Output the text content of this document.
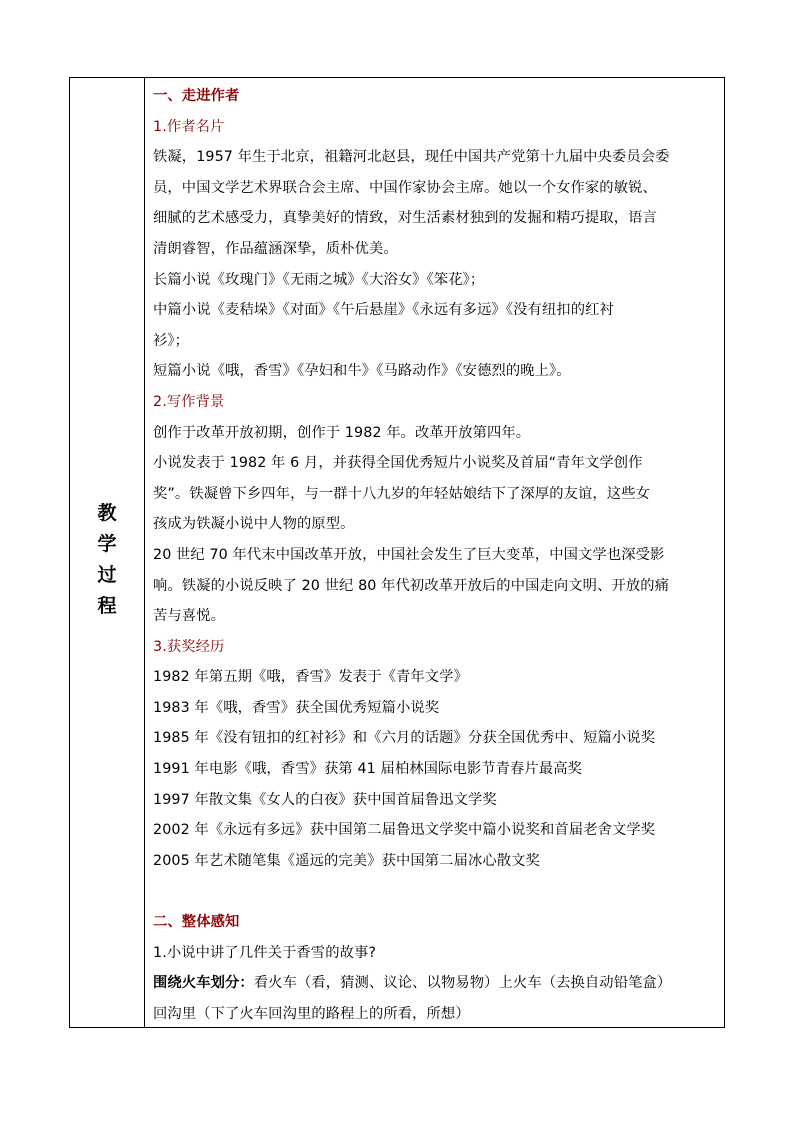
教学过程
一、走进作者
1.作者名片
铁凝，1957 年生于北京，祖籍河北赵县，现任中国共产党第十九届中央委员会委
员，中国文学艺术界联合会主席、中国作家协会主席。她以一个女作家的敏锐、
细腻的艺术感受力，真挚美好的情致，对生活素材独到的发掘和精巧提取，语言
清朗睿智，作品蕴涵深挚，质朴优美。
长篇小说《玫瑰门》《无雨之城》《大浴女》《笨花》；
中篇小说《麦秸垛》《对面》《午后悬崖》《永远有多远》《没有纽扣的红衬
衫》；
短篇小说《哦，香雪》《孕妇和牛》《马路动作》《安德烈的晚上》。
2.写作背景
创作于改革开放初期，创作于 1982 年。改革开放第四年。
小说发表于 1982 年 6 月，并获得全国优秀短片小说奖及首届“青年文学创作
奖”。铁凝曾下乡四年，与一群十八九岁的年轻姑娘结下了深厚的友谊，这些女
孩成为铁凝小说中人物的原型。
20 世纪 70 年代末中国改革开放，中国社会发生了巨大变革，中国文学也深受影
响。铁凝的小说反映了 20 世纪 80 年代初改革开放后的中国走向文明、开放的痛
苦与喜悦。
3.获奖经历
1982 年第五期《哦，香雪》发表于《青年文学》
1983 年《哦，香雪》获全国优秀短篇小说奖
1985 年《没有钮扣的红衬衫》和《六月的话题》分获全国优秀中、短篇小说奖
1991 年电影《哦，香雪》获第 41 届柏林国际电影节青春片最高奖
1997 年散文集《女人的白夜》获中国首届鲁迅文学奖
2002 年《永远有多远》获中国第二届鲁迅文学奖中篇小说奖和首届老舍文学奖
2005 年艺术随笔集《遥远的完美》获中国第二届冰心散文奖
二、整体感知
1.小说中讲了几件关于香雪的故事?
围绕火车划分：看火车（看，猜测、议论、以物易物）上火车（去换自动铅笔盒）
回沟里（下了火车回沟里的路程上的所看，所想）
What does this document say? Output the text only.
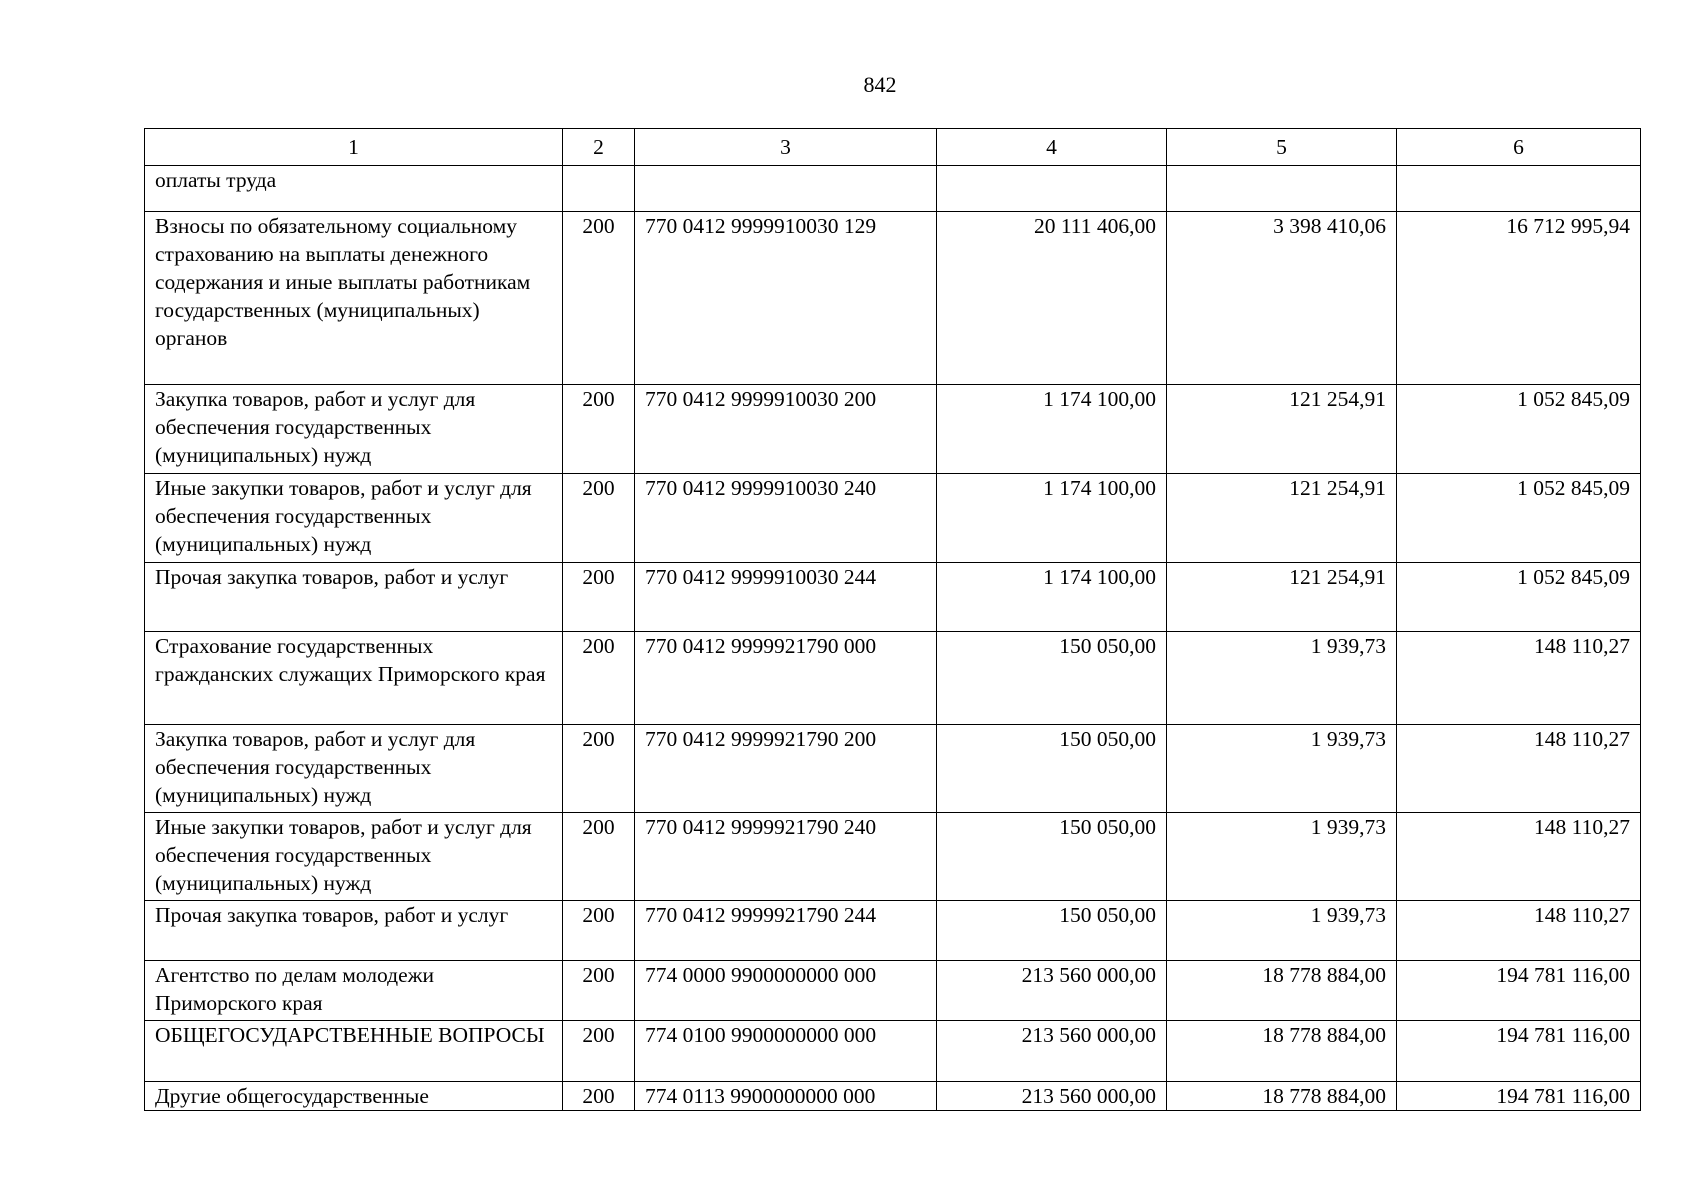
842
1	2	3	4	5	6
оплаты труда					
Взносы по обязательному социальному страхованию на выплаты денежного содержания и иные выплаты работникам государственных (муниципальных) органов	200	770 0412 9999910030 129	20 111 406,00	3 398 410,06	16 712 995,94
Закупка товаров, работ и услуг для обеспечения государственных (муниципальных) нужд	200	770 0412 9999910030 200	1 174 100,00	121 254,91	1 052 845,09
Иные закупки товаров, работ и услуг для обеспечения государственных (муниципальных) нужд	200	770 0412 9999910030 240	1 174 100,00	121 254,91	1 052 845,09
Прочая закупка товаров, работ и услуг	200	770 0412 9999910030 244	1 174 100,00	121 254,91	1 052 845,09
Страхование государственных гражданских служащих Приморского края	200	770 0412 9999921790 000	150 050,00	1 939,73	148 110,27
Закупка товаров, работ и услуг для обеспечения государственных (муниципальных) нужд	200	770 0412 9999921790 200	150 050,00	1 939,73	148 110,27
Иные закупки товаров, работ и услуг для обеспечения государственных (муниципальных) нужд	200	770 0412 9999921790 240	150 050,00	1 939,73	148 110,27
Прочая закупка товаров, работ и услуг	200	770 0412 9999921790 244	150 050,00	1 939,73	148 110,27
Агентство по делам молодежи Приморского края	200	774 0000 9900000000 000	213 560 000,00	18 778 884,00	194 781 116,00
ОБЩЕГОСУДАРСТВЕННЫЕ ВОПРОСЫ	200	774 0100 9900000000 000	213 560 000,00	18 778 884,00	194 781 116,00
Другие общегосударственные	200	774 0113 9900000000 000	213 560 000,00	18 778 884,00	194 781 116,00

*-*-*

GOAL OF THE EXERCISE
Repeat the data above exactly, but not the pictures.

FINISHED TASK
Output the text content of this document.
教学过程
一、走进作者
1.作者名片
铁凝，1957 年生于北京，祖籍河北赵县，现任中国共产党第十九届中央委员会委
员，中国文学艺术界联合会主席、中国作家协会主席。她以一个女作家的敏锐、
细腻的艺术感受力，真挚美好的情致，对生活素材独到的发掘和精巧提取，语言
清朗睿智，作品蕴涵深挚，质朴优美。
长篇小说《玫瑰门》《无雨之城》《大浴女》《笨花》；
中篇小说《麦秸垛》《对面》《午后悬崖》《永远有多远》《没有纽扣的红衬
衫》；
短篇小说《哦，香雪》《孕妇和牛》《马路动作》《安德烈的晚上》。
2.写作背景
创作于改革开放初期，创作于 1982 年。改革开放第四年。
小说发表于 1982 年 6 月，并获得全国优秀短片小说奖及首届“青年文学创作
奖”。铁凝曾下乡四年，与一群十八九岁的年轻姑娘结下了深厚的友谊，这些女
孩成为铁凝小说中人物的原型。
20 世纪 70 年代末中国改革开放，中国社会发生了巨大变革，中国文学也深受影
响。铁凝的小说反映了 20 世纪 80 年代初改革开放后的中国走向文明、开放的痛
苦与喜悦。
3.获奖经历
1982 年第五期《哦，香雪》发表于《青年文学》
1983 年《哦，香雪》获全国优秀短篇小说奖
1985 年《没有钮扣的红衬衫》和《六月的话题》分获全国优秀中、短篇小说奖
1991 年电影《哦，香雪》获第 41 届柏林国际电影节青春片最高奖
1997 年散文集《女人的白夜》获中国首届鲁迅文学奖
2002 年《永远有多远》获中国第二届鲁迅文学奖中篇小说奖和首届老舍文学奖
2005 年艺术随笔集《遥远的完美》获中国第二届冰心散文奖
二、整体感知
1.小说中讲了几件关于香雪的故事?
围绕火车划分：看火车（看，猜测、议论、以物易物）上火车（去换自动铅笔盒）
回沟里（下了火车回沟里的路程上的所看，所想）
What does this document say? Output the text only.
842
1	2	3	4	5	6
оплаты труда					
Взносы по обязательному социальному страхованию на выплаты денежного содержания и иные выплаты работникам государственных (муниципальных) органов	200	770 0412 9999910030 129	20 111 406,00	3 398 410,06	16 712 995,94
Закупка товаров, работ и услуг для обеспечения государственных (муниципальных) нужд	200	770 0412 9999910030 200	1 174 100,00	121 254,91	1 052 845,09
Иные закупки товаров, работ и услуг для обеспечения государственных (муниципальных) нужд	200	770 0412 9999910030 240	1 174 100,00	121 254,91	1 052 845,09
Прочая закупка товаров, работ и услуг	200	770 0412 9999910030 244	1 174 100,00	121 254,91	1 052 845,09
Страхование государственных гражданских служащих Приморского края	200	770 0412 9999921790 000	150 050,00	1 939,73	148 110,27
Закупка товаров, работ и услуг для обеспечения государственных (муниципальных) нужд	200	770 0412 9999921790 200	150 050,00	1 939,73	148 110,27
Иные закупки товаров, работ и услуг для обеспечения государственных (муниципальных) нужд	200	770 0412 9999921790 240	150 050,00	1 939,73	148 110,27
Прочая закупка товаров, работ и услуг	200	770 0412 9999921790 244	150 050,00	1 939,73	148 110,27
Агентство по делам молодежи Приморского края	200	774 0000 9900000000 000	213 560 000,00	18 778 884,00	194 781 116,00
ОБЩЕГОСУДАРСТВЕННЫЕ ВОПРОСЫ	200	774 0100 9900000000 000	213 560 000,00	18 778 884,00	194 781 116,00
Другие общегосударственные	200	774 0113 9900000000 000	213 560 000,00	18 778 884,00	194 781 116,00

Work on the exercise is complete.